» **TASK INPUTS**
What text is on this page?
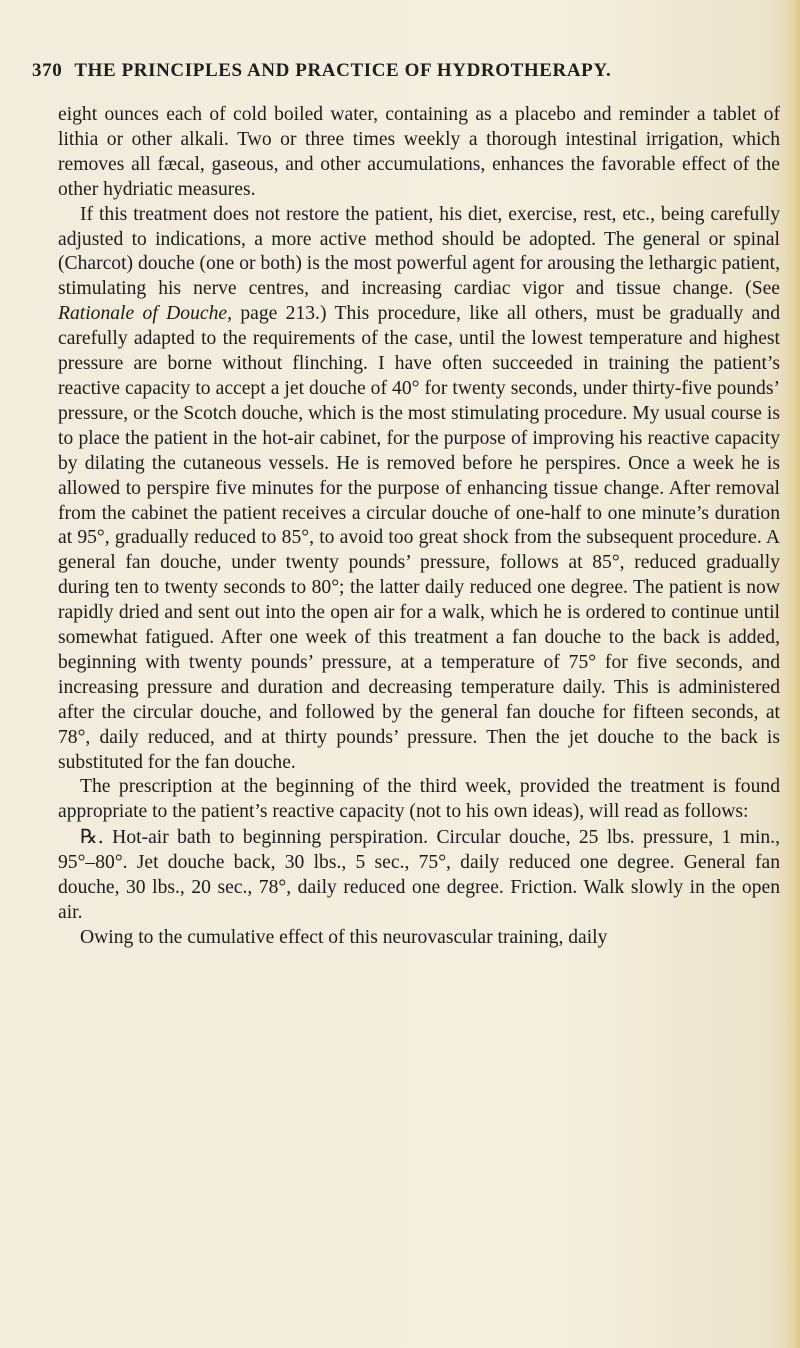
370 THE PRINCIPLES AND PRACTICE OF HYDROTHERAPY.

eight ounces each of cold boiled water, containing as a placebo and reminder a tablet of lithia or other alkali. Two or three times weekly a thorough intestinal irrigation, which removes all fæcal, gaseous, and other accumulations, enhances the favorable effect of the other hydriatic measures.

If this treatment does not restore the patient, his diet, exercise, rest, etc., being carefully adjusted to indications, a more active method should be adopted. The general or spinal (Charcot) douche (one or both) is the most powerful agent for arousing the lethargic patient, stimulating his nerve centres, and increasing cardiac vigor and tissue change. (See Rationale of Douche, page 213.) This procedure, like all others, must be gradually and carefully adapted to the requirements of the case, until the lowest temperature and highest pressure are borne without flinching. I have often succeeded in training the patient’s reactive capacity to accept a jet douche of 40° for twenty seconds, under thirty-five pounds’ pressure, or the Scotch douche, which is the most stimulating procedure. My usual course is to place the patient in the hot-air cabinet, for the purpose of improving his reactive capacity by dilating the cutaneous vessels. He is removed before he perspires. Once a week he is allowed to perspire five minutes for the purpose of enhancing tissue change. After removal from the cabinet the patient receives a circular douche of one-half to one minute’s duration at 95°, gradually reduced to 85°, to avoid too great shock from the subsequent procedure. A general fan douche, under twenty pounds’ pressure, follows at 85°, reduced gradually during ten to twenty seconds to 80°; the latter daily reduced one degree. The patient is now rapidly dried and sent out into the open air for a walk, which he is ordered to continue until somewhat fatigued. After one week of this treatment a fan douche to the back is added, beginning with twenty pounds’ pressure, at a temperature of 75° for five seconds, and increasing pressure and duration and decreasing temperature daily. This is administered after the circular douche, and followed by the general fan douche for fifteen seconds, at 78°, daily reduced, and at thirty pounds’ pressure. Then the jet douche to the back is substituted for the fan douche.

The prescription at the beginning of the third week, provided the treatment is found appropriate to the patient’s reactive capacity (not to his own ideas), will read as follows:

℞. Hot-air bath to beginning perspiration. Circular douche, 25 lbs. pressure, 1 min., 95°–80°. Jet douche back, 30 lbs., 5 sec., 75°, daily reduced one degree. General fan douche, 30 lbs., 20 sec., 78°, daily reduced one degree. Friction. Walk slowly in the open air.

Owing to the cumulative effect of this neurovascular training, daily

» **SET PROBLEM**
Find each line in the records holding the string "effect" and show it.

» **FINAL RESULT**
eight ounces each of cold boiled water, containing as a placebo and reminder a tablet of lithia or other alkali. Two or three times weekly a thorough intestinal irrigation, which removes all fæcal, gaseous, and other accumulations, enhances the favorable effect of the other hydriatic measures.
Owing to the cumulative effect of this neurovascular training, daily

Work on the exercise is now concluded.